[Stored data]
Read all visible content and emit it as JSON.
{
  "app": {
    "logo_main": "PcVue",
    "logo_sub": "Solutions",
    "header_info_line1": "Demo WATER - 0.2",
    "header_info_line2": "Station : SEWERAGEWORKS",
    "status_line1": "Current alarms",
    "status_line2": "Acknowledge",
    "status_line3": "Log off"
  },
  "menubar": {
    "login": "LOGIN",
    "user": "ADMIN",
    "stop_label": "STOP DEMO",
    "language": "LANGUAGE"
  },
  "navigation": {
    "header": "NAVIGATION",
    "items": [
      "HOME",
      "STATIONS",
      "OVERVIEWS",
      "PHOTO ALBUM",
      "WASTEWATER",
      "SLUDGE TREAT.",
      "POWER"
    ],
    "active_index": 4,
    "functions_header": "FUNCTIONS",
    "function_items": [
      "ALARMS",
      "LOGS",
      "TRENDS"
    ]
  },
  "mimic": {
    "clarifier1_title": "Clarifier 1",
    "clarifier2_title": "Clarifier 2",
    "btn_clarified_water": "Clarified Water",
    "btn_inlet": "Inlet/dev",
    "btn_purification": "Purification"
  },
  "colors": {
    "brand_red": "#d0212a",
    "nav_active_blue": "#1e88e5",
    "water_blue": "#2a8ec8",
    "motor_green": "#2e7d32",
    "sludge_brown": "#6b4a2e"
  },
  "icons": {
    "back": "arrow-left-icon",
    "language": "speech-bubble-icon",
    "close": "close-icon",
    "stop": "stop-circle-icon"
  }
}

* Given exercise
Once more, set down the full listing, verbatim.

* Solution
Read all visible content and emit it as JSON.
{
  "app": {
    "logo_main": "PcVue",
    "logo_sub": "Solutions",
    "header_info_line1": "Demo WATER - 0.2",
    "header_info_line2": "Station : SEWERAGEWORKS",
    "status_line1": "Current alarms",
    "status_line2": "Acknowledge",
    "status_line3": "Log off"
  },
  "menubar": {
    "login": "LOGIN",
    "user": "ADMIN",
    "stop_label": "STOP DEMO",
    "language": "LANGUAGE"
  },
  "navigation": {
    "header": "NAVIGATION",
    "items": [
      "HOME",
      "STATIONS",
      "OVERVIEWS",
      "PHOTO ALBUM",
      "WASTEWATER",
      "SLUDGE TREAT.",
      "POWER"
    ],
    "active_index": 4,
    "functions_header": "FUNCTIONS",
    "function_items": [
      "ALARMS",
      "LOGS",
      "TRENDS"
    ]
  },
  "mimic": {
    "clarifier1_title": "Clarifier 1",
    "clarifier2_title": "Clarifier 2",
    "btn_clarified_water": "Clarified Water",
    "btn_inlet": "Inlet/dev",
    "btn_purification": "Purification"
  },
  "colors": {
    "brand_red": "#d0212a",
    "nav_active_blue": "#1e88e5",
    "water_blue": "#2a8ec8",
    "motor_green": "#2e7d32",
    "sludge_brown": "#6b4a2e"
  },
  "icons": {
    "back": "arrow-left-icon",
    "language": "speech-bubble-icon",
    "close": "close-icon",
    "stop": "stop-circle-icon"
  }
}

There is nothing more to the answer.